─── MATERIAL FOR THE TASK ───
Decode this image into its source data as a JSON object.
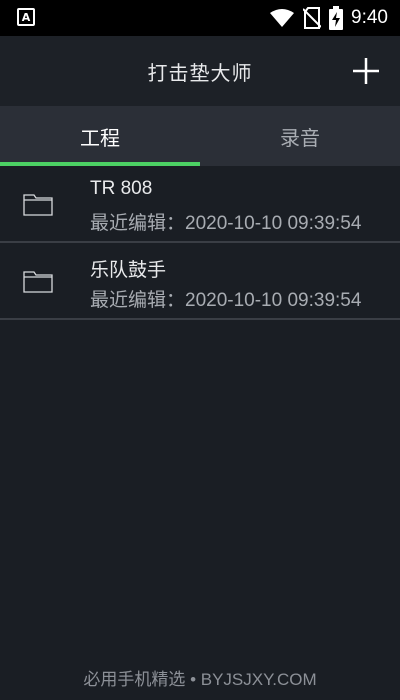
{
  "status_bar": {
    "left_icon": "accessibility-a-icon",
    "left_glyph": "A",
    "icons": [
      "wifi-icon",
      "no-sim-icon",
      "battery-charging-icon"
    ],
    "time": "9:40"
  },
  "app_bar": {
    "title": "打击垫大师",
    "add_icon": "plus-icon"
  },
  "tabs": [
    {
      "label": "工程",
      "active": true
    },
    {
      "label": "录音",
      "active": false
    }
  ],
  "accent_color": "#4cd164",
  "projects": [
    {
      "icon": "folder-icon",
      "name": "TR 808",
      "edited": "最近编辑：2020-10-10 09:39:54"
    },
    {
      "icon": "folder-icon",
      "name": "乐队鼓手",
      "edited": "最近编辑：2020-10-10 09:39:54"
    }
  ],
  "footer": {
    "watermark": "必用手机精选 • BYJSJXY.COM"
  }
}
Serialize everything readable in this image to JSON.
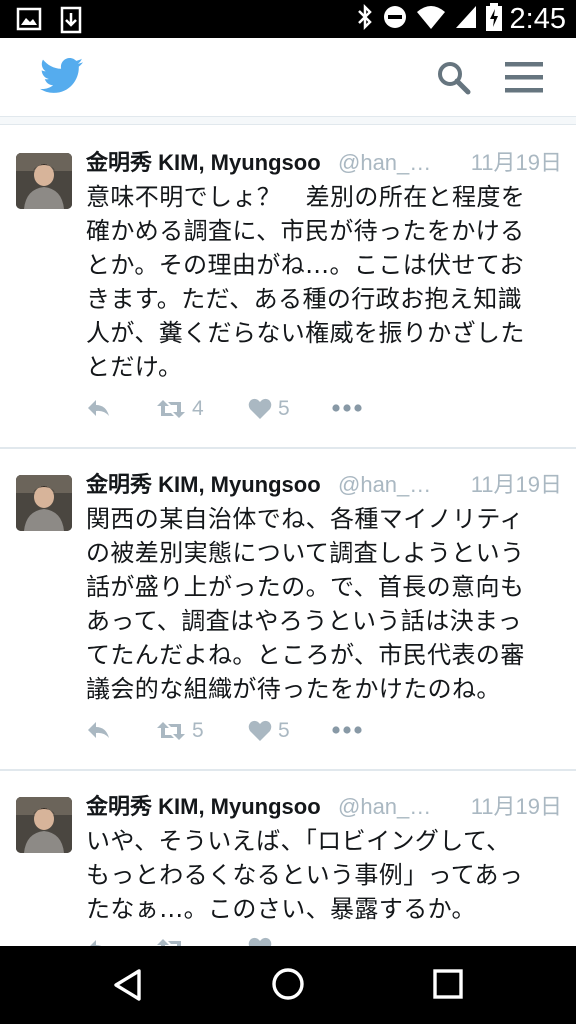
{
  "status_bar": {
    "time": "2:45",
    "icons": [
      "image-icon",
      "download-icon",
      "bluetooth-icon",
      "do-not-disturb-icon",
      "wifi-icon",
      "cell-signal-icon",
      "battery-charging-icon"
    ]
  },
  "header": {
    "icons": [
      "twitter-bird-icon",
      "search-icon",
      "hamburger-menu-icon"
    ],
    "brand_color": "#55acee"
  },
  "tweets": [
    {
      "name": "金明秀 KIM, Myungsoo",
      "handle": "@han_o…",
      "date": "11月19日",
      "text": "意味不明でしょ？　差別の所在と程度を\n確かめる調査に、市民が待ったをかける\nとか。その理由がね…。ここは伏せてお\nきます。ただ、ある種の行政お抱え知識\n人が、糞くだらない権威を振りかざした\nとだけ。",
      "retweets": "4",
      "likes": "5"
    },
    {
      "name": "金明秀 KIM, Myungsoo",
      "handle": "@han_o…",
      "date": "11月19日",
      "text": "関西の某自治体でね、各種マイノリティ\nの被差別実態について調査しようという\n話が盛り上がったの。で、首長の意向も\nあって、調査はやろうという話は決まっ\nてたんだよね。ところが、市民代表の審\n議会的な組織が待ったをかけたのね。",
      "retweets": "5",
      "likes": "5"
    },
    {
      "name": "金明秀 KIM, Myungsoo",
      "handle": "@han_o…",
      "date": "11月19日",
      "text": "いや、そういえば、「ロビイングして、\nもっとわるくなるという事例」ってあっ\nたなぁ…。このさい、暴露するか。",
      "retweets": "",
      "likes": ""
    }
  ],
  "nav_bar": {
    "icons": [
      "back-icon",
      "home-icon",
      "recents-icon"
    ]
  }
}
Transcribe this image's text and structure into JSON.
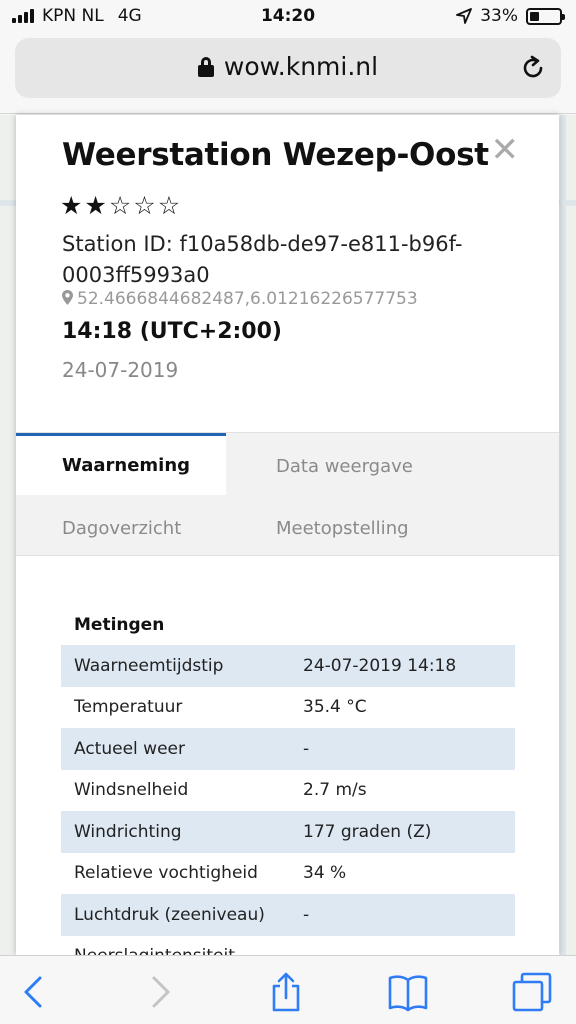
{
  "status_bar": {
    "carrier": "KPN NL",
    "network": "4G",
    "time": "14:20",
    "battery": "33%",
    "battery_level": 0.33
  },
  "browser": {
    "url": "wow.knmi.nl"
  },
  "station": {
    "title": "Weerstation Wezep-Oost",
    "rating": 2,
    "rating_max": 5,
    "station_id": "Station ID: f10a58db-de97-e811-b96f-0003ff5993a0",
    "coordinates": "52.4666844682487,6.01216226577753",
    "time": "14:18 (UTC+2:00)",
    "date": "24-07-2019"
  },
  "tabs": {
    "waarneming": "Waarneming",
    "data_weergave": "Data weergave",
    "dagoverzicht": "Dagoverzicht",
    "meetopstelling": "Meetopstelling"
  },
  "metingen": {
    "title": "Metingen",
    "rows": [
      {
        "label": "Waarneemtijdstip",
        "value": "24-07-2019 14:18"
      },
      {
        "label": "Temperatuur",
        "value": "35.4 °C"
      },
      {
        "label": "Actueel weer",
        "value": "-"
      },
      {
        "label": "Windsnelheid",
        "value": "2.7 m/s"
      },
      {
        "label": "Windrichting",
        "value": "177 graden (Z)"
      },
      {
        "label": "Relatieve vochtigheid",
        "value": "34 %"
      },
      {
        "label": "Luchtdruk (zeeniveau)",
        "value": "-"
      },
      {
        "label": "Neerslagintensiteit",
        "value": ""
      }
    ]
  },
  "colors": {
    "accent": "#1f63b4",
    "ios_blue": "#2f7cf6",
    "row_stripe": "#dde8f3"
  },
  "icons": {
    "back": "chevron-left-icon",
    "forward": "chevron-right-icon",
    "share": "share-icon",
    "bookmarks": "book-icon",
    "tabs": "tabs-icon",
    "reload": "reload-icon",
    "close": "close-icon",
    "pin": "map-pin-icon",
    "lock": "lock-icon"
  }
}
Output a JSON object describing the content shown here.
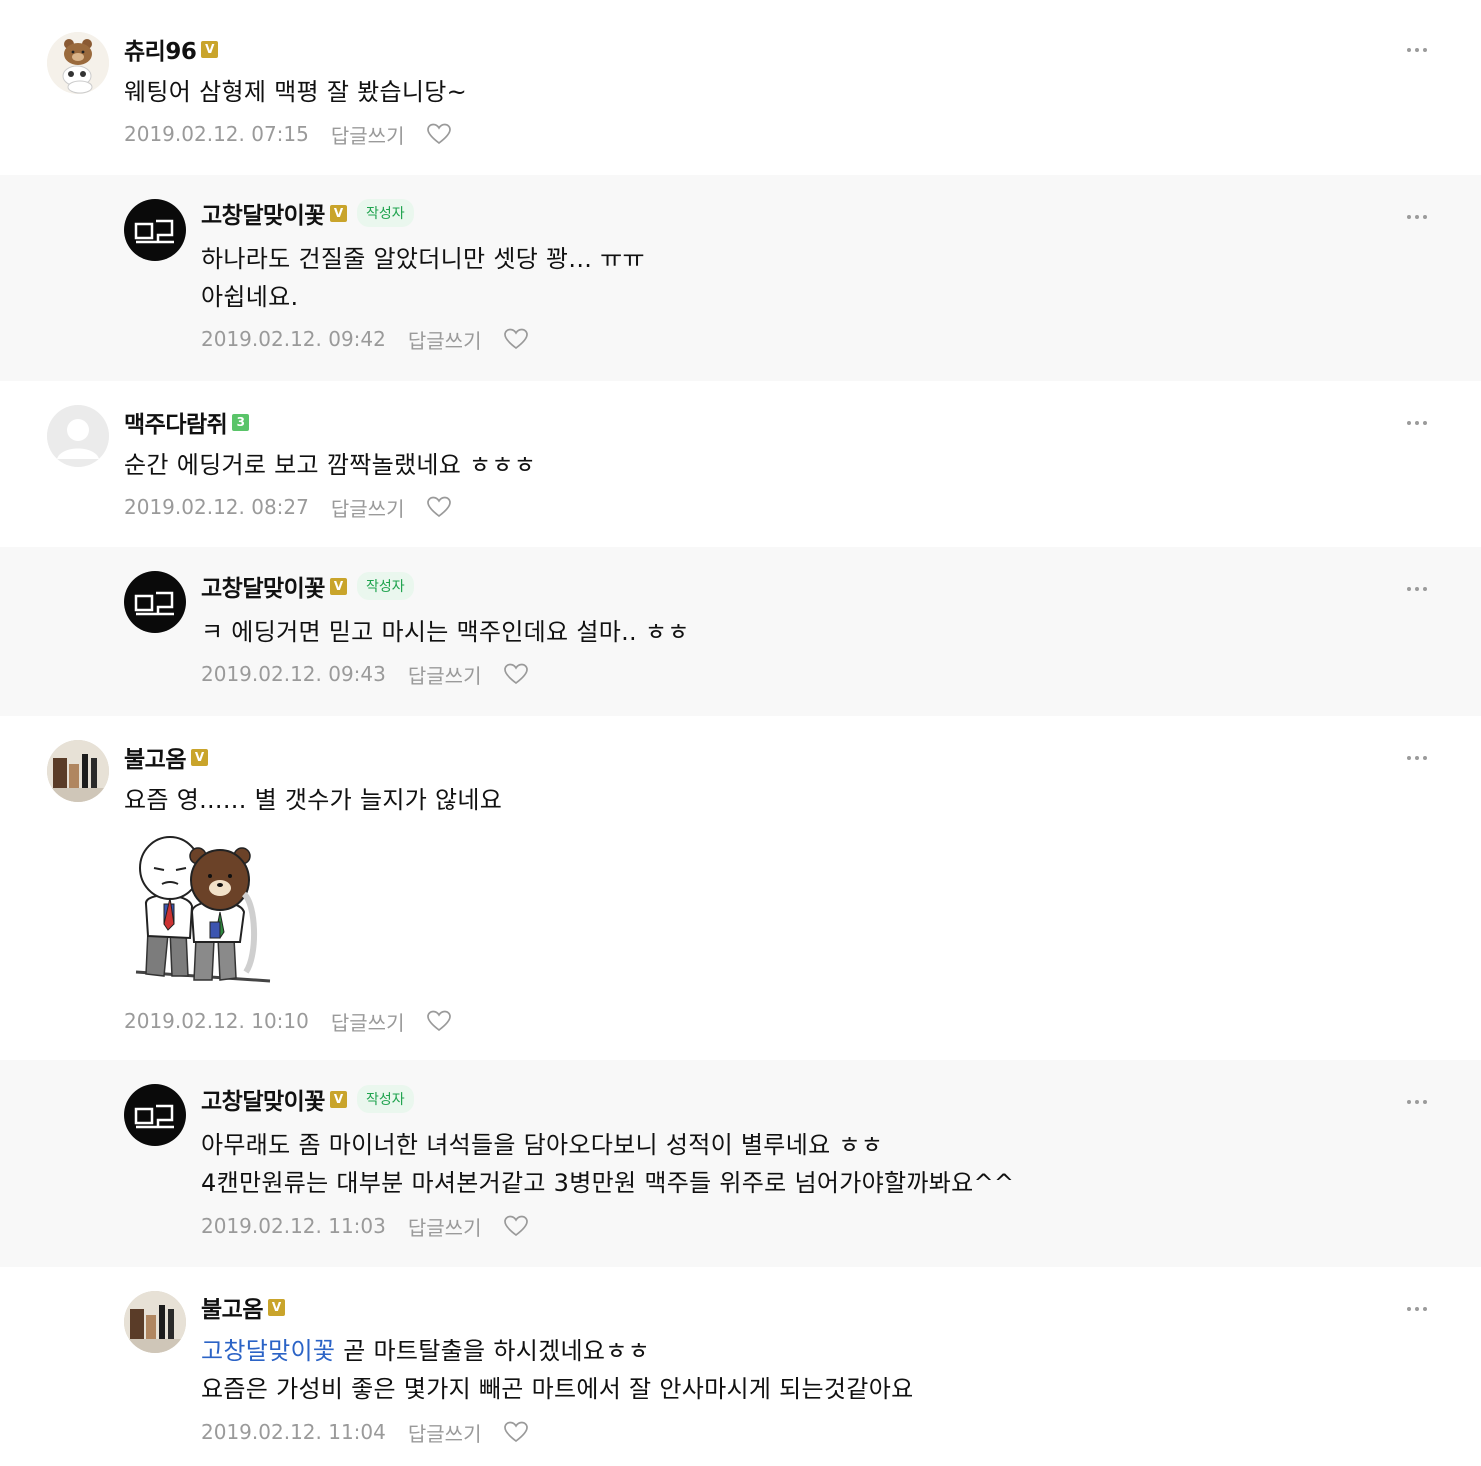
{
  "ui": {
    "author_label": "작성자",
    "reply_label": "답글쓰기",
    "more_icon": "more-dots-icon",
    "like_icon": "heart-icon"
  },
  "colors": {
    "badge_gold": "#c9a42b",
    "badge_green": "#5ac469",
    "author_tag_text": "#1fa34e",
    "mention": "#2b63c6",
    "reply_bg": "#f8f8f8"
  },
  "comments": [
    {
      "name": "츄리96",
      "badge": "V",
      "lines": [
        "웨팅어 삼형제 맥평 잘 봤습니당~"
      ],
      "date": "2019.02.12. 07:15"
    },
    {
      "name": "고창달맞이꽃",
      "badge": "V",
      "author": true,
      "lines": [
        "하나라도 건질줄 알았더니만 셋당 꽝... ㅠㅠ",
        "아쉽네요."
      ],
      "date": "2019.02.12. 09:42"
    },
    {
      "name": "맥주다람쥐",
      "badge": "3",
      "lines": [
        "순간 에딩거로 보고 깜짝놀랬네요 ㅎㅎㅎ"
      ],
      "date": "2019.02.12. 08:27"
    },
    {
      "name": "고창달맞이꽃",
      "badge": "V",
      "author": true,
      "lines": [
        "ㅋ 에딩거면 믿고 마시는 맥주인데요 설마.. ㅎㅎ"
      ],
      "date": "2019.02.12. 09:43"
    },
    {
      "name": "불고옴",
      "badge": "V",
      "lines": [
        "요즘 영...... 별 갯수가 늘지가 않네요"
      ],
      "date": "2019.02.12. 10:10"
    },
    {
      "name": "고창달맞이꽃",
      "badge": "V",
      "author": true,
      "lines": [
        "아무래도 좀 마이너한 녀석들을 담아오다보니 성적이 별루네요 ㅎㅎ",
        "4캔만원류는 대부분 마셔본거같고 3병만원 맥주들 위주로 넘어가야할까봐요^^"
      ],
      "date": "2019.02.12. 11:03"
    },
    {
      "name": "불고옴",
      "badge": "V",
      "mention": "고창달맞이꽃",
      "lines": [
        " 곧 마트탈출을 하시겠네요ㅎㅎ",
        "요즘은 가성비 좋은 몇가지 빼곤 마트에서 잘 안사마시게 되는것같아요"
      ],
      "date": "2019.02.12. 11:04"
    }
  ]
}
───
* YOUR INSTRUCTIONS
Output the entries above exactly. Drop the pictures.

* SOLVED PROBLEM
Decode this image into its source data as a JSON object.
{
  "status_bar": {
    "left_icon": "accessibility-a-icon",
    "left_glyph": "A",
    "icons": [
      "wifi-icon",
      "no-sim-icon",
      "battery-charging-icon"
    ],
    "time": "9:40"
  },
  "app_bar": {
    "title": "打击垫大师",
    "add_icon": "plus-icon"
  },
  "tabs": [
    {
      "label": "工程",
      "active": true
    },
    {
      "label": "录音",
      "active": false
    }
  ],
  "accent_color": "#4cd164",
  "projects": [
    {
      "icon": "folder-icon",
      "name": "TR 808",
      "edited": "最近编辑：2020-10-10 09:39:54"
    },
    {
      "icon": "folder-icon",
      "name": "乐队鼓手",
      "edited": "最近编辑：2020-10-10 09:39:54"
    }
  ],
  "footer": {
    "watermark": "必用手机精选 • BYJSJXY.COM"
  }
}
Serialize everything readable in this image to JSON.
{
  "status_bar": {
    "time": "2:45",
    "icons": [
      "image-icon",
      "download-icon",
      "bluetooth-icon",
      "do-not-disturb-icon",
      "wifi-icon",
      "cell-signal-icon",
      "battery-charging-icon"
    ]
  },
  "header": {
    "icons": [
      "twitter-bird-icon",
      "search-icon",
      "hamburger-menu-icon"
    ],
    "brand_color": "#55acee"
  },
  "tweets": [
    {
      "name": "金明秀 KIM, Myungsoo",
      "handle": "@han_o…",
      "date": "11月19日",
      "text": "意味不明でしょ？　差別の所在と程度を\n確かめる調査に、市民が待ったをかける\nとか。その理由がね…。ここは伏せてお\nきます。ただ、ある種の行政お抱え知識\n人が、糞くだらない権威を振りかざした\nとだけ。",
      "retweets": "4",
      "likes": "5"
    },
    {
      "name": "金明秀 KIM, Myungsoo",
      "handle": "@han_o…",
      "date": "11月19日",
      "text": "関西の某自治体でね、各種マイノリティ\nの被差別実態について調査しようという\n話が盛り上がったの。で、首長の意向も\nあって、調査はやろうという話は決まっ\nてたんだよね。ところが、市民代表の審\n議会的な組織が待ったをかけたのね。",
      "retweets": "5",
      "likes": "5"
    },
    {
      "name": "金明秀 KIM, Myungsoo",
      "handle": "@han_o…",
      "date": "11月19日",
      "text": "いや、そういえば、「ロビイングして、\nもっとわるくなるという事例」ってあっ\nたなぁ…。このさい、暴露するか。",
      "retweets": "",
      "likes": ""
    }
  ],
  "nav_bar": {
    "icons": [
      "back-icon",
      "home-icon",
      "recents-icon"
    ]
  }
}
Transcribe this image's text and structure into JSON.
{
  "status_bar": {
    "carrier": "KPN NL",
    "network": "4G",
    "time": "14:20",
    "battery": "33%",
    "battery_level": 0.33
  },
  "browser": {
    "url": "wow.knmi.nl"
  },
  "station": {
    "title": "Weerstation Wezep-Oost",
    "rating": 2,
    "rating_max": 5,
    "station_id": "Station ID: f10a58db-de97-e811-b96f-0003ff5993a0",
    "coordinates": "52.4666844682487,6.01216226577753",
    "time": "14:18 (UTC+2:00)",
    "date": "24-07-2019"
  },
  "tabs": {
    "waarneming": "Waarneming",
    "data_weergave": "Data weergave",
    "dagoverzicht": "Dagoverzicht",
    "meetopstelling": "Meetopstelling"
  },
  "metingen": {
    "title": "Metingen",
    "rows": [
      {
        "label": "Waarneemtijdstip",
        "value": "24-07-2019 14:18"
      },
      {
        "label": "Temperatuur",
        "value": "35.4 °C"
      },
      {
        "label": "Actueel weer",
        "value": "-"
      },
      {
        "label": "Windsnelheid",
        "value": "2.7 m/s"
      },
      {
        "label": "Windrichting",
        "value": "177 graden (Z)"
      },
      {
        "label": "Relatieve vochtigheid",
        "value": "34 %"
      },
      {
        "label": "Luchtdruk (zeeniveau)",
        "value": "-"
      },
      {
        "label": "Neerslagintensiteit",
        "value": ""
      }
    ]
  },
  "colors": {
    "accent": "#1f63b4",
    "ios_blue": "#2f7cf6",
    "row_stripe": "#dde8f3"
  },
  "icons": {
    "back": "chevron-left-icon",
    "forward": "chevron-right-icon",
    "share": "share-icon",
    "bookmarks": "book-icon",
    "tabs": "tabs-icon",
    "reload": "reload-icon",
    "close": "close-icon",
    "pin": "map-pin-icon",
    "lock": "lock-icon"
  }
}
Output a JSON object describing the content shown here.
{
  "ui": {
    "author_label": "작성자",
    "reply_label": "답글쓰기",
    "more_icon": "more-dots-icon",
    "like_icon": "heart-icon"
  },
  "colors": {
    "badge_gold": "#c9a42b",
    "badge_green": "#5ac469",
    "author_tag_text": "#1fa34e",
    "mention": "#2b63c6",
    "reply_bg": "#f8f8f8"
  },
  "comments": [
    {
      "name": "츄리96",
      "badge": "V",
      "lines": [
        "웨팅어 삼형제 맥평 잘 봤습니당~"
      ],
      "date": "2019.02.12. 07:15"
    },
    {
      "name": "고창달맞이꽃",
      "badge": "V",
      "author": true,
      "lines": [
        "하나라도 건질줄 알았더니만 셋당 꽝... ㅠㅠ",
        "아쉽네요."
      ],
      "date": "2019.02.12. 09:42"
    },
    {
      "name": "맥주다람쥐",
      "badge": "3",
      "lines": [
        "순간 에딩거로 보고 깜짝놀랬네요 ㅎㅎㅎ"
      ],
      "date": "2019.02.12. 08:27"
    },
    {
      "name": "고창달맞이꽃",
      "badge": "V",
      "author": true,
      "lines": [
        "ㅋ 에딩거면 믿고 마시는 맥주인데요 설마.. ㅎㅎ"
      ],
      "date": "2019.02.12. 09:43"
    },
    {
      "name": "불고옴",
      "badge": "V",
      "lines": [
        "요즘 영...... 별 갯수가 늘지가 않네요"
      ],
      "date": "2019.02.12. 10:10"
    },
    {
      "name": "고창달맞이꽃",
      "badge": "V",
      "author": true,
      "lines": [
        "아무래도 좀 마이너한 녀석들을 담아오다보니 성적이 별루네요 ㅎㅎ",
        "4캔만원류는 대부분 마셔본거같고 3병만원 맥주들 위주로 넘어가야할까봐요^^"
      ],
      "date": "2019.02.12. 11:03"
    },
    {
      "name": "불고옴",
      "badge": "V",
      "mention": "고창달맞이꽃",
      "lines": [
        " 곧 마트탈출을 하시겠네요ㅎㅎ",
        "요즘은 가성비 좋은 몇가지 빼곤 마트에서 잘 안사마시게 되는것같아요"
      ],
      "date": "2019.02.12. 11:04"
    }
  ]
}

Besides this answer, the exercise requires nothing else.